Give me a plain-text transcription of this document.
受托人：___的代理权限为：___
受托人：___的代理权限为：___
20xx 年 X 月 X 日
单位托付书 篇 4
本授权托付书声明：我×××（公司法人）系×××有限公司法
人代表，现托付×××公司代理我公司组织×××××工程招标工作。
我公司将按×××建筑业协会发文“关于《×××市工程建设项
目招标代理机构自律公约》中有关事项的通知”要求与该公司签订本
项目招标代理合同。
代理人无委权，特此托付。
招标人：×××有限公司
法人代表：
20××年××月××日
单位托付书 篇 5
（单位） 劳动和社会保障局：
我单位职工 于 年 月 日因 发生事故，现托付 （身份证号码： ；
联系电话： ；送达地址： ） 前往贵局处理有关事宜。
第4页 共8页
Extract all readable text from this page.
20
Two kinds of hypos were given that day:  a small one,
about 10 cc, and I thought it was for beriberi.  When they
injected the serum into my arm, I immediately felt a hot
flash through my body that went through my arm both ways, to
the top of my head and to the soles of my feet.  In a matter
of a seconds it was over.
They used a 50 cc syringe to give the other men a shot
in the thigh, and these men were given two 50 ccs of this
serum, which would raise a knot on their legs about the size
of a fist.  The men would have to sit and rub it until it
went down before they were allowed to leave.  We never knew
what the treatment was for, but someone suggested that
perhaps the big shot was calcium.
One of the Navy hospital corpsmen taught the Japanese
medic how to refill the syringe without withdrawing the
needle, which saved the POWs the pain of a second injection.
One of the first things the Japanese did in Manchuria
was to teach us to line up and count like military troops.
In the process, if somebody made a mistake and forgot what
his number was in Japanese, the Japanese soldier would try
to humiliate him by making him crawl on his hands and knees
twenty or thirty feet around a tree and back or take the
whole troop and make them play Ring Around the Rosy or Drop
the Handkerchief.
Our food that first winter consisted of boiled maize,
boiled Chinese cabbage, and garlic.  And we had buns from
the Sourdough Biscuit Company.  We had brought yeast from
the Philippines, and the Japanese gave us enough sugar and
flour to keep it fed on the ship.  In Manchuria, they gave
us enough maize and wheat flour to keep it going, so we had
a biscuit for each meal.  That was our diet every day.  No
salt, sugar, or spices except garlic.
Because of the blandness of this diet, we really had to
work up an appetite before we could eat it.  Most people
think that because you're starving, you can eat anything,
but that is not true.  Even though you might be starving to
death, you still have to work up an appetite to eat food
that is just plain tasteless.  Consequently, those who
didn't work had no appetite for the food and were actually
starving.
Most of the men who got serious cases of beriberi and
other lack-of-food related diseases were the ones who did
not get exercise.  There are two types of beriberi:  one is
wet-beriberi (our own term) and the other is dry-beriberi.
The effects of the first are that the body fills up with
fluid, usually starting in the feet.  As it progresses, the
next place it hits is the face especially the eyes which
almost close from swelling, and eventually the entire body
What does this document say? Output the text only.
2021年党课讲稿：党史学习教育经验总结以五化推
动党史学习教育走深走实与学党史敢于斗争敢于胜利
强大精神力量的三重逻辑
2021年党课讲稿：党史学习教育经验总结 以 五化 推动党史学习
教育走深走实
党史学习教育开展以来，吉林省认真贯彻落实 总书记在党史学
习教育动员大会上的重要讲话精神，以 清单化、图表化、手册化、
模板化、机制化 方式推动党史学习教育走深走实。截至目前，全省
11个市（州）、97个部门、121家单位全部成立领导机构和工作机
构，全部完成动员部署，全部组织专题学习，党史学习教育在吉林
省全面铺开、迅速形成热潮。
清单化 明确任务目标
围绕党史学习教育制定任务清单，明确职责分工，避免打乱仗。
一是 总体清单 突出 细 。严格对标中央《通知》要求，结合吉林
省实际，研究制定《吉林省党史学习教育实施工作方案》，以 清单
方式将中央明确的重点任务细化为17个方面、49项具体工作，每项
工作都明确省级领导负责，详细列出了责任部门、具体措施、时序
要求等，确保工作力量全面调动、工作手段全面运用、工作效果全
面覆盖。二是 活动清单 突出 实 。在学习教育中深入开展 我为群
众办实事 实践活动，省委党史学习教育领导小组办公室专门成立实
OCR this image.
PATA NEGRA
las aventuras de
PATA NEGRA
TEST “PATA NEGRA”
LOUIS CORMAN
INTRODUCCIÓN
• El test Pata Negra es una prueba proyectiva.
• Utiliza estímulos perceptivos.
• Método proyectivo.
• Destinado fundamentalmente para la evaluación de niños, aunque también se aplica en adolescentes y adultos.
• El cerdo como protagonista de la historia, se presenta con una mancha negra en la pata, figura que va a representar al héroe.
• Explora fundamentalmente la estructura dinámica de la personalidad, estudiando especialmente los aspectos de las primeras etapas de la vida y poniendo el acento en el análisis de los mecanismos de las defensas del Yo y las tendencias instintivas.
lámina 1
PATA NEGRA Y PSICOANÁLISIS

#### Task to complete
Each line that contains the string "enough" counts once; report how many such lines the entries have, giving only the number.

#### The output
2